» Exercise aim
Go through the listing and return every line with "color" in it.

BEGIN

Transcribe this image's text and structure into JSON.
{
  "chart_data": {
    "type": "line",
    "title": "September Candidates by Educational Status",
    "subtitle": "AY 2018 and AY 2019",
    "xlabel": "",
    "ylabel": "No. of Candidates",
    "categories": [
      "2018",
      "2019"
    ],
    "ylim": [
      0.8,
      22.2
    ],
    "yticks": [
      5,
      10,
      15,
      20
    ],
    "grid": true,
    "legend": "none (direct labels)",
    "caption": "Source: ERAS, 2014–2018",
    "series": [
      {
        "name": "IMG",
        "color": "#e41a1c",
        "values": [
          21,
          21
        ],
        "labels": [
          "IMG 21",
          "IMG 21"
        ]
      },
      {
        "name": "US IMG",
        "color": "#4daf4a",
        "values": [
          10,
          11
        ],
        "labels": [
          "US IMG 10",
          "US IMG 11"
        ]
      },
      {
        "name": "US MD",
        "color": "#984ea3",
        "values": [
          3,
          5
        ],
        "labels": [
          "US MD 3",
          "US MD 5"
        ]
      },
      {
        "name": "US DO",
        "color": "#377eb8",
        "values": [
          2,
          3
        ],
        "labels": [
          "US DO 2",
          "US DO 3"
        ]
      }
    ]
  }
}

END

» Answer to this exercise
        "color": "#e41a1c",
        "color": "#4daf4a",
        "color": "#984ea3",
        "color": "#377eb8",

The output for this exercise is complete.